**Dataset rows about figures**
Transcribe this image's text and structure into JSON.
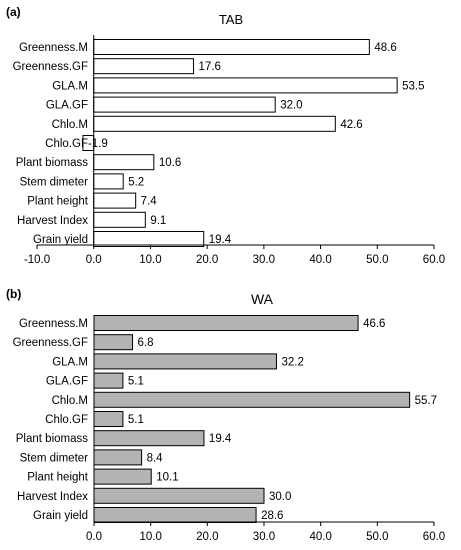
{
  "chart_data": [
    {
      "type": "bar",
      "orientation": "horizontal",
      "panel_label": "(a)",
      "title": "TAB",
      "categories": [
        "Greenness.M",
        "Greenness.GF",
        "GLA.M",
        "GLA.GF",
        "Chlo.M",
        "Chlo.GF",
        "Plant biomass",
        "Stem dimeter",
        "Plant height",
        "Harvest Index",
        "Grain yield"
      ],
      "values": [
        48.6,
        17.6,
        53.5,
        32.0,
        42.6,
        -1.9,
        10.6,
        5.2,
        7.4,
        9.1,
        19.4
      ],
      "value_labels": [
        "48.6",
        "17.6",
        "53.5",
        "32.0",
        "42.6",
        "-1.9",
        "10.6",
        "5.2",
        "7.4",
        "9.1",
        "19.4"
      ],
      "xlim": [
        -10,
        60
      ],
      "xticks": [
        "-10.0",
        "0.0",
        "10.0",
        "20.0",
        "30.0",
        "40.0",
        "50.0",
        "60.0"
      ],
      "bar_color": "#ffffff",
      "grid": false
    },
    {
      "type": "bar",
      "orientation": "horizontal",
      "panel_label": "(b)",
      "title": "WA",
      "categories": [
        "Greenness.M",
        "Greenness.GF",
        "GLA.M",
        "GLA.GF",
        "Chlo.M",
        "Chlo.GF",
        "Plant biomass",
        "Stem dimeter",
        "Plant height",
        "Harvest Index",
        "Grain yield"
      ],
      "values": [
        46.6,
        6.8,
        32.2,
        5.1,
        55.7,
        5.1,
        19.4,
        8.4,
        10.1,
        30.0,
        28.6
      ],
      "value_labels": [
        "46.6",
        "6.8",
        "32.2",
        "5.1",
        "55.7",
        "5.1",
        "19.4",
        "8.4",
        "10.1",
        "30.0",
        "28.6"
      ],
      "xlim": [
        0,
        60
      ],
      "xticks": [
        "0.0",
        "10.0",
        "20.0",
        "30.0",
        "40.0",
        "50.0",
        "60.0"
      ],
      "bar_color": "#b3b3b3",
      "grid": false
    }
  ]
}
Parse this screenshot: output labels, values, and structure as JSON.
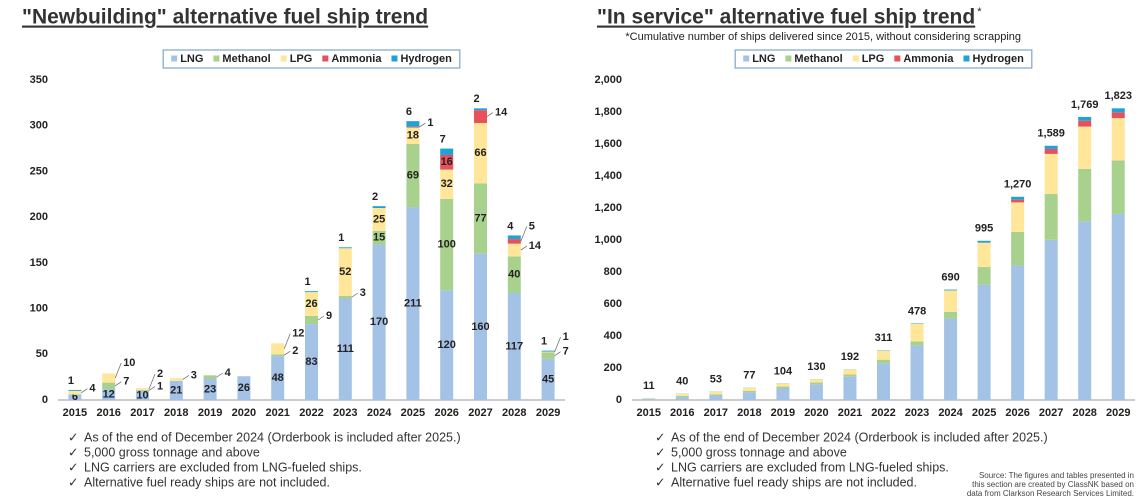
{
  "chart_data": [
    {
      "type": "bar",
      "stacked": true,
      "segment_labels": true,
      "title": "\"Newbuilding\" alternative fuel ship trend",
      "categories": [
        "2015",
        "2016",
        "2017",
        "2018",
        "2019",
        "2020",
        "2021",
        "2022",
        "2023",
        "2024",
        "2025",
        "2026",
        "2027",
        "2028",
        "2029"
      ],
      "series": [
        {
          "name": "LNG",
          "color": "#a4c2e6",
          "label_color": "#1f3864",
          "values": [
            6,
            12,
            10,
            21,
            23,
            26,
            48,
            83,
            111,
            170,
            211,
            120,
            160,
            117,
            45
          ]
        },
        {
          "name": "Methanol",
          "color": "#a9d18e",
          "label_color": "#375623",
          "values": [
            null,
            7,
            1,
            null,
            4,
            null,
            2,
            9,
            3,
            15,
            69,
            100,
            77,
            40,
            7
          ]
        },
        {
          "name": "LPG",
          "color": "#ffe699",
          "label_color": "#7f6000",
          "values": [
            4,
            10,
            2,
            3,
            null,
            null,
            12,
            26,
            52,
            25,
            18,
            32,
            66,
            14,
            1
          ]
        },
        {
          "name": "Ammonia",
          "color": "#e8505b",
          "label_color": "#a00000",
          "values": [
            null,
            null,
            null,
            null,
            null,
            null,
            null,
            null,
            null,
            null,
            1,
            16,
            14,
            5,
            null
          ]
        },
        {
          "name": "Hydrogen",
          "color": "#1fa3d6",
          "label_color": "#1fa3d6",
          "values": [
            1,
            null,
            null,
            null,
            null,
            null,
            null,
            1,
            1,
            2,
            6,
            7,
            2,
            4,
            1
          ]
        }
      ],
      "ylim": [
        0,
        350
      ],
      "yticks": [
        0,
        50,
        100,
        150,
        200,
        250,
        300,
        350
      ],
      "grid": false,
      "legend": "top",
      "notes": [
        "As of the end of December 2024 (Orderbook is included after 2025.)",
        "5,000 gross tonnage and above",
        "LNG carriers are excluded from LNG-fueled ships.",
        "Alternative fuel ready ships are not included."
      ]
    },
    {
      "type": "bar",
      "stacked": true,
      "segment_labels": false,
      "title": "\"In service\" alternative fuel ship trend",
      "title_mark": "*",
      "subtitle": "*Cumulative number of ships delivered since 2015, without considering scrapping",
      "categories": [
        "2015",
        "2016",
        "2017",
        "2018",
        "2019",
        "2020",
        "2021",
        "2022",
        "2023",
        "2024",
        "2025",
        "2026",
        "2027",
        "2028",
        "2029"
      ],
      "series": [
        {
          "name": "LNG",
          "color": "#a4c2e6",
          "values": [
            6,
            18,
            28,
            49,
            72,
            98,
            146,
            229,
            340,
            510,
            721,
            841,
            1001,
            1118,
            1163
          ]
        },
        {
          "name": "Methanol",
          "color": "#a9d18e",
          "values": [
            0,
            7,
            8,
            8,
            12,
            12,
            14,
            23,
            26,
            41,
            110,
            210,
            287,
            327,
            334
          ]
        },
        {
          "name": "LPG",
          "color": "#ffe699",
          "values": [
            4,
            14,
            16,
            19,
            19,
            19,
            31,
            57,
            109,
            134,
            152,
            184,
            250,
            264,
            265
          ]
        },
        {
          "name": "Ammonia",
          "color": "#e8505b",
          "values": [
            0,
            0,
            0,
            0,
            0,
            0,
            0,
            0,
            0,
            0,
            1,
            17,
            31,
            36,
            36
          ]
        },
        {
          "name": "Hydrogen",
          "color": "#1fa3d6",
          "values": [
            1,
            1,
            1,
            1,
            1,
            1,
            1,
            2,
            3,
            5,
            11,
            18,
            20,
            24,
            25
          ]
        }
      ],
      "totals": [
        11,
        40,
        53,
        77,
        104,
        130,
        192,
        311,
        478,
        690,
        995,
        1270,
        1589,
        1769,
        1823
      ],
      "total_labels": [
        "11",
        "40",
        "53",
        "77",
        "104",
        "130",
        "192",
        "311",
        "478",
        "690",
        "995",
        "1,270",
        "1,589",
        "1,769",
        "1,823"
      ],
      "ylim": [
        0,
        2000
      ],
      "yticks": [
        0,
        200,
        400,
        600,
        800,
        {
          "value": 1000,
          "label": "1,000"
        },
        {
          "value": 1200,
          "label": "1,200"
        },
        {
          "value": 1400,
          "label": "1,400"
        },
        {
          "value": 1600,
          "label": "1,600"
        },
        {
          "value": 1800,
          "label": "1,800"
        },
        {
          "value": 2000,
          "label": "2,000"
        }
      ],
      "grid": false,
      "legend": "top",
      "notes": [
        "As of the end of December 2024 (Orderbook is included after 2025.)",
        "5,000 gross tonnage and above",
        "LNG carriers are excluded from LNG-fueled ships.",
        "Alternative fuel ready ships are not included."
      ]
    }
  ],
  "source": [
    "Source: The figures and tables presented in",
    "this section are created by ClassNK based on",
    "data from Clarkson Research Services Limited."
  ]
}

**REQUIRED TASK**
Retype the data above exactly; pictures are not part of the copy.

**SOLVED PROBLEM**
Transcribe this image's text and structure into JSON.
{
  "chart_data": [
    {
      "type": "bar",
      "orientation": "horizontal",
      "panel_label": "(a)",
      "title": "TAB",
      "categories": [
        "Greenness.M",
        "Greenness.GF",
        "GLA.M",
        "GLA.GF",
        "Chlo.M",
        "Chlo.GF",
        "Plant biomass",
        "Stem dimeter",
        "Plant height",
        "Harvest Index",
        "Grain yield"
      ],
      "values": [
        48.6,
        17.6,
        53.5,
        32.0,
        42.6,
        -1.9,
        10.6,
        5.2,
        7.4,
        9.1,
        19.4
      ],
      "value_labels": [
        "48.6",
        "17.6",
        "53.5",
        "32.0",
        "42.6",
        "-1.9",
        "10.6",
        "5.2",
        "7.4",
        "9.1",
        "19.4"
      ],
      "xlim": [
        -10,
        60
      ],
      "xticks": [
        "-10.0",
        "0.0",
        "10.0",
        "20.0",
        "30.0",
        "40.0",
        "50.0",
        "60.0"
      ],
      "bar_color": "#ffffff",
      "grid": false
    },
    {
      "type": "bar",
      "orientation": "horizontal",
      "panel_label": "(b)",
      "title": "WA",
      "categories": [
        "Greenness.M",
        "Greenness.GF",
        "GLA.M",
        "GLA.GF",
        "Chlo.M",
        "Chlo.GF",
        "Plant biomass",
        "Stem dimeter",
        "Plant height",
        "Harvest Index",
        "Grain yield"
      ],
      "values": [
        46.6,
        6.8,
        32.2,
        5.1,
        55.7,
        5.1,
        19.4,
        8.4,
        10.1,
        30.0,
        28.6
      ],
      "value_labels": [
        "46.6",
        "6.8",
        "32.2",
        "5.1",
        "55.7",
        "5.1",
        "19.4",
        "8.4",
        "10.1",
        "30.0",
        "28.6"
      ],
      "xlim": [
        0,
        60
      ],
      "xticks": [
        "0.0",
        "10.0",
        "20.0",
        "30.0",
        "40.0",
        "50.0",
        "60.0"
      ],
      "bar_color": "#b3b3b3",
      "grid": false
    }
  ]
}
Parse this screenshot: output labels, values, and structure as JSON.
{
  "chart_data": [
    {
      "type": "bar",
      "stacked": true,
      "segment_labels": true,
      "title": "\"Newbuilding\" alternative fuel ship trend",
      "categories": [
        "2015",
        "2016",
        "2017",
        "2018",
        "2019",
        "2020",
        "2021",
        "2022",
        "2023",
        "2024",
        "2025",
        "2026",
        "2027",
        "2028",
        "2029"
      ],
      "series": [
        {
          "name": "LNG",
          "color": "#a4c2e6",
          "label_color": "#1f3864",
          "values": [
            6,
            12,
            10,
            21,
            23,
            26,
            48,
            83,
            111,
            170,
            211,
            120,
            160,
            117,
            45
          ]
        },
        {
          "name": "Methanol",
          "color": "#a9d18e",
          "label_color": "#375623",
          "values": [
            null,
            7,
            1,
            null,
            4,
            null,
            2,
            9,
            3,
            15,
            69,
            100,
            77,
            40,
            7
          ]
        },
        {
          "name": "LPG",
          "color": "#ffe699",
          "label_color": "#7f6000",
          "values": [
            4,
            10,
            2,
            3,
            null,
            null,
            12,
            26,
            52,
            25,
            18,
            32,
            66,
            14,
            1
          ]
        },
        {
          "name": "Ammonia",
          "color": "#e8505b",
          "label_color": "#a00000",
          "values": [
            null,
            null,
            null,
            null,
            null,
            null,
            null,
            null,
            null,
            null,
            1,
            16,
            14,
            5,
            null
          ]
        },
        {
          "name": "Hydrogen",
          "color": "#1fa3d6",
          "label_color": "#1fa3d6",
          "values": [
            1,
            null,
            null,
            null,
            null,
            null,
            null,
            1,
            1,
            2,
            6,
            7,
            2,
            4,
            1
          ]
        }
      ],
      "ylim": [
        0,
        350
      ],
      "yticks": [
        0,
        50,
        100,
        150,
        200,
        250,
        300,
        350
      ],
      "grid": false,
      "legend": "top",
      "notes": [
        "As of the end of December 2024 (Orderbook is included after 2025.)",
        "5,000 gross tonnage and above",
        "LNG carriers are excluded from LNG-fueled ships.",
        "Alternative fuel ready ships are not included."
      ]
    },
    {
      "type": "bar",
      "stacked": true,
      "segment_labels": false,
      "title": "\"In service\" alternative fuel ship trend",
      "title_mark": "*",
      "subtitle": "*Cumulative number of ships delivered since 2015, without considering scrapping",
      "categories": [
        "2015",
        "2016",
        "2017",
        "2018",
        "2019",
        "2020",
        "2021",
        "2022",
        "2023",
        "2024",
        "2025",
        "2026",
        "2027",
        "2028",
        "2029"
      ],
      "series": [
        {
          "name": "LNG",
          "color": "#a4c2e6",
          "values": [
            6,
            18,
            28,
            49,
            72,
            98,
            146,
            229,
            340,
            510,
            721,
            841,
            1001,
            1118,
            1163
          ]
        },
        {
          "name": "Methanol",
          "color": "#a9d18e",
          "values": [
            0,
            7,
            8,
            8,
            12,
            12,
            14,
            23,
            26,
            41,
            110,
            210,
            287,
            327,
            334
          ]
        },
        {
          "name": "LPG",
          "color": "#ffe699",
          "values": [
            4,
            14,
            16,
            19,
            19,
            19,
            31,
            57,
            109,
            134,
            152,
            184,
            250,
            264,
            265
          ]
        },
        {
          "name": "Ammonia",
          "color": "#e8505b",
          "values": [
            0,
            0,
            0,
            0,
            0,
            0,
            0,
            0,
            0,
            0,
            1,
            17,
            31,
            36,
            36
          ]
        },
        {
          "name": "Hydrogen",
          "color": "#1fa3d6",
          "values": [
            1,
            1,
            1,
            1,
            1,
            1,
            1,
            2,
            3,
            5,
            11,
            18,
            20,
            24,
            25
          ]
        }
      ],
      "totals": [
        11,
        40,
        53,
        77,
        104,
        130,
        192,
        311,
        478,
        690,
        995,
        1270,
        1589,
        1769,
        1823
      ],
      "total_labels": [
        "11",
        "40",
        "53",
        "77",
        "104",
        "130",
        "192",
        "311",
        "478",
        "690",
        "995",
        "1,270",
        "1,589",
        "1,769",
        "1,823"
      ],
      "ylim": [
        0,
        2000
      ],
      "yticks": [
        0,
        200,
        400,
        600,
        800,
        {
          "value": 1000,
          "label": "1,000"
        },
        {
          "value": 1200,
          "label": "1,200"
        },
        {
          "value": 1400,
          "label": "1,400"
        },
        {
          "value": 1600,
          "label": "1,600"
        },
        {
          "value": 1800,
          "label": "1,800"
        },
        {
          "value": 2000,
          "label": "2,000"
        }
      ],
      "grid": false,
      "legend": "top",
      "notes": [
        "As of the end of December 2024 (Orderbook is included after 2025.)",
        "5,000 gross tonnage and above",
        "LNG carriers are excluded from LNG-fueled ships.",
        "Alternative fuel ready ships are not included."
      ]
    }
  ],
  "source": [
    "Source: The figures and tables presented in",
    "this section are created by ClassNK based on",
    "data from Clarkson Research Services Limited."
  ]
}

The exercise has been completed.